Work to be completed: Repeat each line exactly, leaving nothing out.

The records:
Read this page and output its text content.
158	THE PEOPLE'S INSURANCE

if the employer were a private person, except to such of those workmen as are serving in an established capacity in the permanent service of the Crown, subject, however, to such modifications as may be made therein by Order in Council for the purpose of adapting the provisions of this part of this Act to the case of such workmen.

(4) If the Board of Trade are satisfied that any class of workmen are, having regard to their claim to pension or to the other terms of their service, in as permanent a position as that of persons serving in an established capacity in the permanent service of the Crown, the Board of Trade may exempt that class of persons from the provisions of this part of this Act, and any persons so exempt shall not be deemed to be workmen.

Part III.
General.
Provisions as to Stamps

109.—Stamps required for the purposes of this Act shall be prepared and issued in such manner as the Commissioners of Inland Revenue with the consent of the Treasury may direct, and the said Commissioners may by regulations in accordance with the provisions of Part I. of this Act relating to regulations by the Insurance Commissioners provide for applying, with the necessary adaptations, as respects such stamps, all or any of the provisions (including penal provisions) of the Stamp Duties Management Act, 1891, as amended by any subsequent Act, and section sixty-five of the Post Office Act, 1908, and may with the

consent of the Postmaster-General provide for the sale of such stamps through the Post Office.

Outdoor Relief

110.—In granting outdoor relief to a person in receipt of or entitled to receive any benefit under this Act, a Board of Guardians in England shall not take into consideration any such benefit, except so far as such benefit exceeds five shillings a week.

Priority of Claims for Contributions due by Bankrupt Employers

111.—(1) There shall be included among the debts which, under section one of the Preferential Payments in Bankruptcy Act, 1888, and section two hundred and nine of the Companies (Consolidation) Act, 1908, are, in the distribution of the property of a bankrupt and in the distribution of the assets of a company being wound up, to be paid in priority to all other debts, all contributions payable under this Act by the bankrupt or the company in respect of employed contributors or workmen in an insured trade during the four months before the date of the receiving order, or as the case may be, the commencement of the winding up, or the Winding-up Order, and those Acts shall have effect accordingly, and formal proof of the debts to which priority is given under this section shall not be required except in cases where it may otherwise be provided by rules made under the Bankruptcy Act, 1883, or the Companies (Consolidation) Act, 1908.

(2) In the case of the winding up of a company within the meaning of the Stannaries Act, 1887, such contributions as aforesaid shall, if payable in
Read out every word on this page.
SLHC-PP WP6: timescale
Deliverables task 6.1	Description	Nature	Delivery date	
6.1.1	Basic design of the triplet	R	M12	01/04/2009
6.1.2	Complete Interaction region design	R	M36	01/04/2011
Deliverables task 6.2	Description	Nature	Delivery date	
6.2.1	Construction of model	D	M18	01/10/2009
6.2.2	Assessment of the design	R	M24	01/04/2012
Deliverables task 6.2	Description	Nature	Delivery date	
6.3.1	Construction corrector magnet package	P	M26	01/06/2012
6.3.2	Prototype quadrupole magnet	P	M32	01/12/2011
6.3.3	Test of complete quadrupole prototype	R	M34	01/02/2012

Answer to this task:
Read this page and output its text content.
158	THE PEOPLE'S INSURANCE

if the employer were a private person, except to such of those workmen as are serving in an established capacity in the permanent service of the Crown, subject, however, to such modifications as may be made therein by Order in Council for the purpose of adapting the provisions of this part of this Act to the case of such workmen.

(4) If the Board of Trade are satisfied that any class of workmen are, having regard to their claim to pension or to the other terms of their service, in as permanent a position as that of persons serving in an established capacity in the permanent service of the Crown, the Board of Trade may exempt that class of persons from the provisions of this part of this Act, and any persons so exempt shall not be deemed to be workmen.

Part III.
General.
Provisions as to Stamps

109.—Stamps required for the purposes of this Act shall be prepared and issued in such manner as the Commissioners of Inland Revenue with the consent of the Treasury may direct, and the said Commissioners may by regulations in accordance with the provisions of Part I. of this Act relating to regulations by the Insurance Commissioners provide for applying, with the necessary adaptations, as respects such stamps, all or any of the provisions (including penal provisions) of the Stamp Duties Management Act, 1891, as amended by any subsequent Act, and section sixty-five of the Post Office Act, 1908, and may with the

consent of the Postmaster-General provide for the sale of such stamps through the Post Office.

Outdoor Relief

110.—In granting outdoor relief to a person in receipt of or entitled to receive any benefit under this Act, a Board of Guardians in England shall not take into consideration any such benefit, except so far as such benefit exceeds five shillings a week.

Priority of Claims for Contributions due by Bankrupt Employers

111.—(1) There shall be included among the debts which, under section one of the Preferential Payments in Bankruptcy Act, 1888, and section two hundred and nine of the Companies (Consolidation) Act, 1908, are, in the distribution of the property of a bankrupt and in the distribution of the assets of a company being wound up, to be paid in priority to all other debts, all contributions payable under this Act by the bankrupt or the company in respect of employed contributors or workmen in an insured trade during the four months before the date of the receiving order, or as the case may be, the commencement of the winding up, or the Winding-up Order, and those Acts shall have effect accordingly, and formal proof of the debts to which priority is given under this section shall not be required except in cases where it may otherwise be provided by rules made under the Bankruptcy Act, 1883, or the Companies (Consolidation) Act, 1908.

(2) In the case of the winding up of a company within the meaning of the Stannaries Act, 1887, such contributions as aforesaid shall, if payable in
Read out every word on this page.
SLHC-PP WP6: timescale
Deliverables task 6.1	Description	Nature	Delivery date	
6.1.1	Basic design of the triplet	R	M12	01/04/2009
6.1.2	Complete Interaction region design	R	M36	01/04/2011
Deliverables task 6.2	Description	Nature	Delivery date	
6.2.1	Construction of model	D	M18	01/10/2009
6.2.2	Assessment of the design	R	M24	01/04/2012
Deliverables task 6.2	Description	Nature	Delivery date	
6.3.1	Construction corrector magnet package	P	M26	01/06/2012
6.3.2	Prototype quadrupole magnet	P	M32	01/12/2011
6.3.3	Test of complete quadrupole prototype	R	M34	01/02/2012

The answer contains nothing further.